§ **DESCRIPTION OF THE TASK**:
Count lines with "xlabel" in them. Report only the total.

[Structured figure records]
○ ○ ○ ○ ○ ○ ○

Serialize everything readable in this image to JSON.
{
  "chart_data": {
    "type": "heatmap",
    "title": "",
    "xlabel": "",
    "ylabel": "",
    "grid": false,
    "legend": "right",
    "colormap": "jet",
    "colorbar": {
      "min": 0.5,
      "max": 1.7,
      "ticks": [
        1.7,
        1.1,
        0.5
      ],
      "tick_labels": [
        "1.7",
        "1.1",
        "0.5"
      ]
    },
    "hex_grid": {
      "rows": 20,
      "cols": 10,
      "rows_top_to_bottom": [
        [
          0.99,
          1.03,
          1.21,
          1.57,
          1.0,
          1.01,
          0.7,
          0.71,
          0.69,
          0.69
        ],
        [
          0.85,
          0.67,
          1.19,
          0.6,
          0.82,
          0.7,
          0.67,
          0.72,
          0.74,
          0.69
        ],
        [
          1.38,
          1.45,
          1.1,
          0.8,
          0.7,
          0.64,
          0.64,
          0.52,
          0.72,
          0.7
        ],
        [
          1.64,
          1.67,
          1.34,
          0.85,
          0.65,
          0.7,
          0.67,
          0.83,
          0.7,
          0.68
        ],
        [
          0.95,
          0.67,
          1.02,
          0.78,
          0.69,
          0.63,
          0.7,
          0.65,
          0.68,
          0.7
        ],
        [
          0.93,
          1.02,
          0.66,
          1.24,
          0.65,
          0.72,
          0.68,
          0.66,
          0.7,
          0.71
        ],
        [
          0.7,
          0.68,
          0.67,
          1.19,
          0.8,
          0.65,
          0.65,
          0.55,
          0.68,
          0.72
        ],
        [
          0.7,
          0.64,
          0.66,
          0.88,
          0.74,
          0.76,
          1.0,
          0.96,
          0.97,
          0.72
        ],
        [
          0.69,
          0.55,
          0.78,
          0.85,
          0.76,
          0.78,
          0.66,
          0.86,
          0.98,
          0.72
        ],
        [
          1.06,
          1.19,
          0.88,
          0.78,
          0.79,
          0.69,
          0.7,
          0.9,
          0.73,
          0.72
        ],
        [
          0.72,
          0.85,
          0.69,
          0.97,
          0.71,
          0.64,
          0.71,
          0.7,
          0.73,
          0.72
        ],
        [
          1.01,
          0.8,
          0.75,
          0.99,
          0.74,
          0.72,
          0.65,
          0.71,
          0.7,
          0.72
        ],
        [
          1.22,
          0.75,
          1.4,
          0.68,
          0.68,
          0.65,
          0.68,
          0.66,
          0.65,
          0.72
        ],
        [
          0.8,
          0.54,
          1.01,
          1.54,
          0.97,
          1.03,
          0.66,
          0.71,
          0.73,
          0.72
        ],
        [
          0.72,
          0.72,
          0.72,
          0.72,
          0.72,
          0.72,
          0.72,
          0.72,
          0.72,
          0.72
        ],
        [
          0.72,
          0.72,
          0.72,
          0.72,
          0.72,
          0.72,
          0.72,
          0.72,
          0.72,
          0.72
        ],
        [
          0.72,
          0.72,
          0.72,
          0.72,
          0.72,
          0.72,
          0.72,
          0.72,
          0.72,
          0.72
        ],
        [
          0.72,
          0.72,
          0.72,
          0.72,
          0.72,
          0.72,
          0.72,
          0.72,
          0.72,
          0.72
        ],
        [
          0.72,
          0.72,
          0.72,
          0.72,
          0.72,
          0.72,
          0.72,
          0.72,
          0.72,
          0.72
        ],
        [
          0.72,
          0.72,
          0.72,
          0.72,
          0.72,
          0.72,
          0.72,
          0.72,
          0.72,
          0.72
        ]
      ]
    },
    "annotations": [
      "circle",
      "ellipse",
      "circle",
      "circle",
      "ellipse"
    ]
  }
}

○ ○ ○ ○ ○ ○ ○

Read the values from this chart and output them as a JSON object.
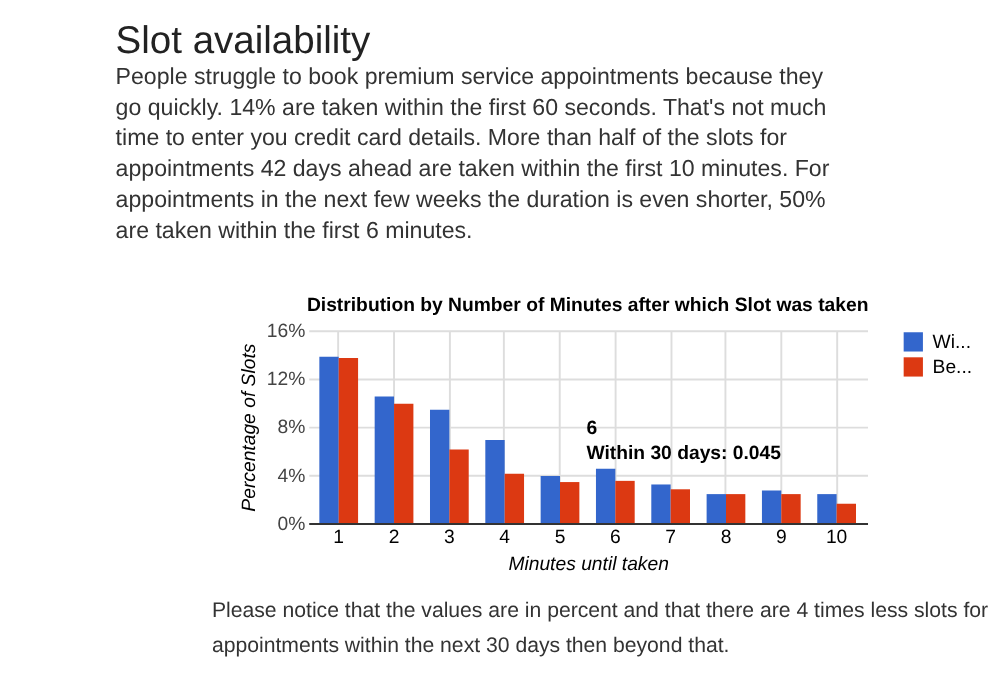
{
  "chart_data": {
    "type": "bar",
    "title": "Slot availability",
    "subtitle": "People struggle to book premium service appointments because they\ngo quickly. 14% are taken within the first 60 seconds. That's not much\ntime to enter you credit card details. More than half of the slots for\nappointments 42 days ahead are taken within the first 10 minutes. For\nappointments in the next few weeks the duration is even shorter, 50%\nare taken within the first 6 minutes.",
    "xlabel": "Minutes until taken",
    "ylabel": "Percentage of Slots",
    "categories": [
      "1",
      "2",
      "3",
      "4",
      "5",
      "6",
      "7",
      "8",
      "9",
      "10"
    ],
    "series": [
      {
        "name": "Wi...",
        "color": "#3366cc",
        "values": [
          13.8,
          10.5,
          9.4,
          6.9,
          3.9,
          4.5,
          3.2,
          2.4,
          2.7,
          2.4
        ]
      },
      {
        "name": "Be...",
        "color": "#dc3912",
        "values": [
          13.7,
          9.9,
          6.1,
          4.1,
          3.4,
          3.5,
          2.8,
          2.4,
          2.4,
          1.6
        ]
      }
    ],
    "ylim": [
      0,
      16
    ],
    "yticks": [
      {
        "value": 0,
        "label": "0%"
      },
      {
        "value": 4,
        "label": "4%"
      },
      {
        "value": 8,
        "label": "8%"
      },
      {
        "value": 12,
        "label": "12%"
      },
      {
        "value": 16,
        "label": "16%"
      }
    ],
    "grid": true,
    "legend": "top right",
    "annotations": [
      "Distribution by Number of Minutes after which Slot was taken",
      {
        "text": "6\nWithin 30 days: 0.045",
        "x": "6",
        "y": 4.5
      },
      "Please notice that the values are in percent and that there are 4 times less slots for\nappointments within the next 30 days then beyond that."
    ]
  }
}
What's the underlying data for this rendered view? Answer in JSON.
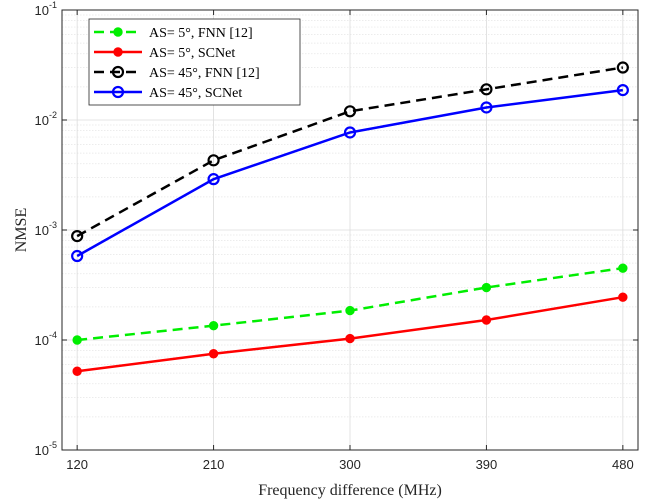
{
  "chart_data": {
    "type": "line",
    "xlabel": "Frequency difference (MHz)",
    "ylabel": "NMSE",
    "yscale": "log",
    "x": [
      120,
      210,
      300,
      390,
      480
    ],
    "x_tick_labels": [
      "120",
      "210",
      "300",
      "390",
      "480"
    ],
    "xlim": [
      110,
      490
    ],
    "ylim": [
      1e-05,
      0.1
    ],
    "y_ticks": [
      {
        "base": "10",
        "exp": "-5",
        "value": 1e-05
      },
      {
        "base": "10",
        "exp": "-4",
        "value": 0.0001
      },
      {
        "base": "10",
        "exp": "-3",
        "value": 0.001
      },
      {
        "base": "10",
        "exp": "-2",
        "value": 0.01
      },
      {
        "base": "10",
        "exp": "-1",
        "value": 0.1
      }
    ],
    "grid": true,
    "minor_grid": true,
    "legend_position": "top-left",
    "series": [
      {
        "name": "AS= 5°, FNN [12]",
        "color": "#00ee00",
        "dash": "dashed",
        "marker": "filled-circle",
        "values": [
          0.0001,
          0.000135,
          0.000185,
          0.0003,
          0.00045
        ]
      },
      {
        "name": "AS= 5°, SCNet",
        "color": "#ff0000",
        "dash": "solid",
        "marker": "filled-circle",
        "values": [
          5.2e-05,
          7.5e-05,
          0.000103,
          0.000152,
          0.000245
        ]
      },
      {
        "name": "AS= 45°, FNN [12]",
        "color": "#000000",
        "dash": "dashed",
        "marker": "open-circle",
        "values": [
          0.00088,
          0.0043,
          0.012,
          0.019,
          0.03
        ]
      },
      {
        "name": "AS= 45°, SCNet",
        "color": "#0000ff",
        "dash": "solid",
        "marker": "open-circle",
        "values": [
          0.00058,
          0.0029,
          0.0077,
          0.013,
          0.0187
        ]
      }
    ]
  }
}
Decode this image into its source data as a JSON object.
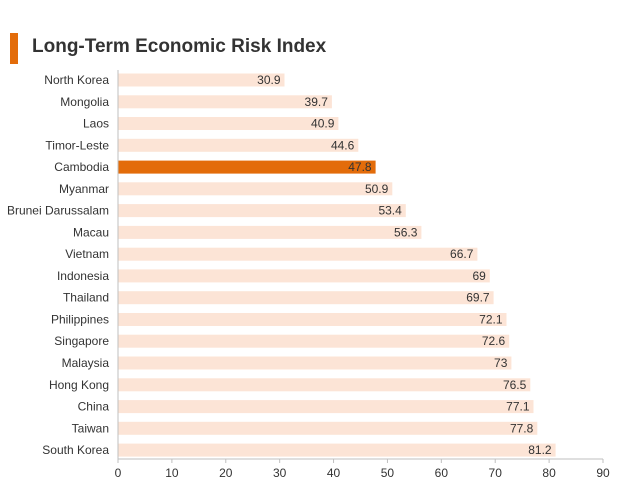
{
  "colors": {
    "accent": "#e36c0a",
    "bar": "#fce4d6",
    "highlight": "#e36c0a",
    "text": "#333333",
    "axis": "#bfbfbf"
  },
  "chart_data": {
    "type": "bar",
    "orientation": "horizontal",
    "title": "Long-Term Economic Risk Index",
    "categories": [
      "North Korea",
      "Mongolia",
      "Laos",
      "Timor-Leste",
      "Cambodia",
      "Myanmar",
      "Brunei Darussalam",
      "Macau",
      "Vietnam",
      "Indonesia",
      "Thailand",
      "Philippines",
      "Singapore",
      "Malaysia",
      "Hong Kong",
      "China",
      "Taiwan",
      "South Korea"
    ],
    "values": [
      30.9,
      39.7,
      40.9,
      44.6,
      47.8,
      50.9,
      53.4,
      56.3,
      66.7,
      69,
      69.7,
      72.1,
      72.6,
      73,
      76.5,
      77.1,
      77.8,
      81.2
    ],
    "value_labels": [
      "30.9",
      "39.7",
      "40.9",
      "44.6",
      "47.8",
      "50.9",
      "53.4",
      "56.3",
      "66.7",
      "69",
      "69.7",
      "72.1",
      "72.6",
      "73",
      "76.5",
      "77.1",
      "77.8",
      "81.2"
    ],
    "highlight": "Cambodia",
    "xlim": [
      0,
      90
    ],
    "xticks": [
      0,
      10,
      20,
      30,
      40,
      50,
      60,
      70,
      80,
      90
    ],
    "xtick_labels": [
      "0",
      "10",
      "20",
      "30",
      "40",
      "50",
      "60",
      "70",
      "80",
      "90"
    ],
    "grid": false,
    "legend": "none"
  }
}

○ ○ ○ ○ ○ ○ ○

§ **ANSWER TO THE PROBLEM**:
3